What this task involves ▸
Print the listing below in its entirety, character for character.

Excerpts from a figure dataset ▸
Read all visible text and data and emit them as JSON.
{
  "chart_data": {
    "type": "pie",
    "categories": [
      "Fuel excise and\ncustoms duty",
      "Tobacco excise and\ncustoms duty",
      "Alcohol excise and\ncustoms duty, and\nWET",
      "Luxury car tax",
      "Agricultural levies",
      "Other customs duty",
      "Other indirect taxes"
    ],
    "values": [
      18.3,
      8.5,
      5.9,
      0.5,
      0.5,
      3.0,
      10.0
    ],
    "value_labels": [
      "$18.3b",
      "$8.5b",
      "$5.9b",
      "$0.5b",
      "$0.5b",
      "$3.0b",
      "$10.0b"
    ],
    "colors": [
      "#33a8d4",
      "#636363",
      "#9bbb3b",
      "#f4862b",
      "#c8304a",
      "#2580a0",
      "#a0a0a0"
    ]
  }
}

Expected answer ▸
Read all visible text and data and emit them as JSON.
{
  "chart_data": {
    "type": "pie",
    "categories": [
      "Fuel excise and\ncustoms duty",
      "Tobacco excise and\ncustoms duty",
      "Alcohol excise and\ncustoms duty, and\nWET",
      "Luxury car tax",
      "Agricultural levies",
      "Other customs duty",
      "Other indirect taxes"
    ],
    "values": [
      18.3,
      8.5,
      5.9,
      0.5,
      0.5,
      3.0,
      10.0
    ],
    "value_labels": [
      "$18.3b",
      "$8.5b",
      "$5.9b",
      "$0.5b",
      "$0.5b",
      "$3.0b",
      "$10.0b"
    ],
    "colors": [
      "#33a8d4",
      "#636363",
      "#9bbb3b",
      "#f4862b",
      "#c8304a",
      "#2580a0",
      "#a0a0a0"
    ]
  }
}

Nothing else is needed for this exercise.